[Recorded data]

-*-

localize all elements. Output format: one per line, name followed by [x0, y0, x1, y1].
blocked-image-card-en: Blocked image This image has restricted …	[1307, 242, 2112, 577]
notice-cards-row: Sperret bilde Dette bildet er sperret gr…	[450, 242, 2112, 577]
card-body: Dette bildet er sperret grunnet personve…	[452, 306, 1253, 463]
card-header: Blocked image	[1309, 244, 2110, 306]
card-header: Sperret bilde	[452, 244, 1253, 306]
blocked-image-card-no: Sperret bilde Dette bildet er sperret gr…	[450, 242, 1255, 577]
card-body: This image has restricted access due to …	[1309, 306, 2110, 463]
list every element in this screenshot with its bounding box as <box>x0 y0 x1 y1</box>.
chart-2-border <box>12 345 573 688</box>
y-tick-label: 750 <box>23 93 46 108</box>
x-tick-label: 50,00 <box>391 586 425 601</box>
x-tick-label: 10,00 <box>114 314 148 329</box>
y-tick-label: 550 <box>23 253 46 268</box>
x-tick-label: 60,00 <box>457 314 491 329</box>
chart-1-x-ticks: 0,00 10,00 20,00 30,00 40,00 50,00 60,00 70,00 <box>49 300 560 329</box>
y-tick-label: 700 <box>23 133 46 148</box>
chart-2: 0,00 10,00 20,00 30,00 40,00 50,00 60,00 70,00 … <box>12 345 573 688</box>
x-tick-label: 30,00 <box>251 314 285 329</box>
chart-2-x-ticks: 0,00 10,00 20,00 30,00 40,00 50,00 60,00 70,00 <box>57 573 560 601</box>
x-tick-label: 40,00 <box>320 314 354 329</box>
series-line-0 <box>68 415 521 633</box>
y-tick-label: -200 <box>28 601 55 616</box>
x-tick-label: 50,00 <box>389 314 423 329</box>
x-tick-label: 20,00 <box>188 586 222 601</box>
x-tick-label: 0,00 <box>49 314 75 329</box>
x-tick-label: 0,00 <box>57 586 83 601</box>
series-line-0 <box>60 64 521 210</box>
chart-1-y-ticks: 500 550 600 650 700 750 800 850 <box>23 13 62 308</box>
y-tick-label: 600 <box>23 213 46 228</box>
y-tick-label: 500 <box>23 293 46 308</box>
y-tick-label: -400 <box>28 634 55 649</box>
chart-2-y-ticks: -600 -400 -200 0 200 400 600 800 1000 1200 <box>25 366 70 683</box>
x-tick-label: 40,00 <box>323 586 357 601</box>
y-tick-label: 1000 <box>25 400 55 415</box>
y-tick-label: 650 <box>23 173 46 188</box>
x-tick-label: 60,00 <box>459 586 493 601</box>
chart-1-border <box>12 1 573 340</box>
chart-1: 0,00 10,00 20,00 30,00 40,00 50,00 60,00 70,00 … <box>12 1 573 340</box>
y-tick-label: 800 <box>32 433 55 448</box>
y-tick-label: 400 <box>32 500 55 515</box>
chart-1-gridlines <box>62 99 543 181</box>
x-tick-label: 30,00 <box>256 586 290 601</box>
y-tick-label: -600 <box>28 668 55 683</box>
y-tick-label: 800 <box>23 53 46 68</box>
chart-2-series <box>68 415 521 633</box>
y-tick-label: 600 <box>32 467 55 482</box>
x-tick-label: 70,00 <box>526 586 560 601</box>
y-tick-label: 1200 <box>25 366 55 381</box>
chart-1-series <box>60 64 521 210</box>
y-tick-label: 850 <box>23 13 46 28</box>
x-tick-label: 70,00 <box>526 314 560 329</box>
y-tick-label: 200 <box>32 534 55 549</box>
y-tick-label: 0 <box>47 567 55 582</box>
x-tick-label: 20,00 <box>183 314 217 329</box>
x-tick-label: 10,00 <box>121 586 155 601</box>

-*-

PROBLEM DESCRIPTION —
Reproduce every line of the records above, character for character, without changing anything.

OUTPUT OF THE EXERCISE —
localize all elements. Output format: one per line, name followed by [x0, y0, x1, y1].
blocked-image-card-en: Blocked image This image has restricted …	[1307, 242, 2112, 577]
notice-cards-row: Sperret bilde Dette bildet er sperret gr…	[450, 242, 2112, 577]
card-body: Dette bildet er sperret grunnet personve…	[452, 306, 1253, 463]
card-header: Blocked image	[1309, 244, 2110, 306]
card-header: Sperret bilde	[452, 244, 1253, 306]
blocked-image-card-no: Sperret bilde Dette bildet er sperret gr…	[450, 242, 1255, 577]
card-body: This image has restricted access due to …	[1309, 306, 2110, 463]
list every element in this screenshot with its bounding box as <box>x0 y0 x1 y1</box>.
chart-2-border <box>12 345 573 688</box>
y-tick-label: 750 <box>23 93 46 108</box>
x-tick-label: 50,00 <box>391 586 425 601</box>
x-tick-label: 10,00 <box>114 314 148 329</box>
y-tick-label: 550 <box>23 253 46 268</box>
x-tick-label: 60,00 <box>457 314 491 329</box>
chart-1-x-ticks: 0,00 10,00 20,00 30,00 40,00 50,00 60,00 70,00 <box>49 300 560 329</box>
y-tick-label: 700 <box>23 133 46 148</box>
chart-2: 0,00 10,00 20,00 30,00 40,00 50,00 60,00 70,00 … <box>12 345 573 688</box>
x-tick-label: 30,00 <box>251 314 285 329</box>
chart-2-x-ticks: 0,00 10,00 20,00 30,00 40,00 50,00 60,00 70,00 <box>57 573 560 601</box>
x-tick-label: 40,00 <box>320 314 354 329</box>
series-line-0 <box>68 415 521 633</box>
y-tick-label: -200 <box>28 601 55 616</box>
x-tick-label: 50,00 <box>389 314 423 329</box>
x-tick-label: 20,00 <box>188 586 222 601</box>
x-tick-label: 0,00 <box>49 314 75 329</box>
x-tick-label: 0,00 <box>57 586 83 601</box>
series-line-0 <box>60 64 521 210</box>
chart-1-y-ticks: 500 550 600 650 700 750 800 850 <box>23 13 62 308</box>
y-tick-label: 600 <box>23 213 46 228</box>
y-tick-label: 500 <box>23 293 46 308</box>
y-tick-label: -400 <box>28 634 55 649</box>
chart-2-y-ticks: -600 -400 -200 0 200 400 600 800 1000 1200 <box>25 366 70 683</box>
x-tick-label: 40,00 <box>323 586 357 601</box>
y-tick-label: 1000 <box>25 400 55 415</box>
y-tick-label: 650 <box>23 173 46 188</box>
x-tick-label: 60,00 <box>459 586 493 601</box>
chart-1-border <box>12 1 573 340</box>
chart-1: 0,00 10,00 20,00 30,00 40,00 50,00 60,00 70,00 … <box>12 1 573 340</box>
y-tick-label: 800 <box>32 433 55 448</box>
y-tick-label: 400 <box>32 500 55 515</box>
chart-1-gridlines <box>62 99 543 181</box>
x-tick-label: 30,00 <box>256 586 290 601</box>
y-tick-label: -600 <box>28 668 55 683</box>
y-tick-label: 800 <box>23 53 46 68</box>
chart-2-series <box>68 415 521 633</box>
y-tick-label: 600 <box>32 467 55 482</box>
x-tick-label: 70,00 <box>526 586 560 601</box>
y-tick-label: 1200 <box>25 366 55 381</box>
chart-1-series <box>60 64 521 210</box>
y-tick-label: 850 <box>23 13 46 28</box>
x-tick-label: 70,00 <box>526 314 560 329</box>
y-tick-label: 200 <box>32 534 55 549</box>
y-tick-label: 0 <box>47 567 55 582</box>
x-tick-label: 20,00 <box>183 314 217 329</box>
x-tick-label: 10,00 <box>121 586 155 601</box>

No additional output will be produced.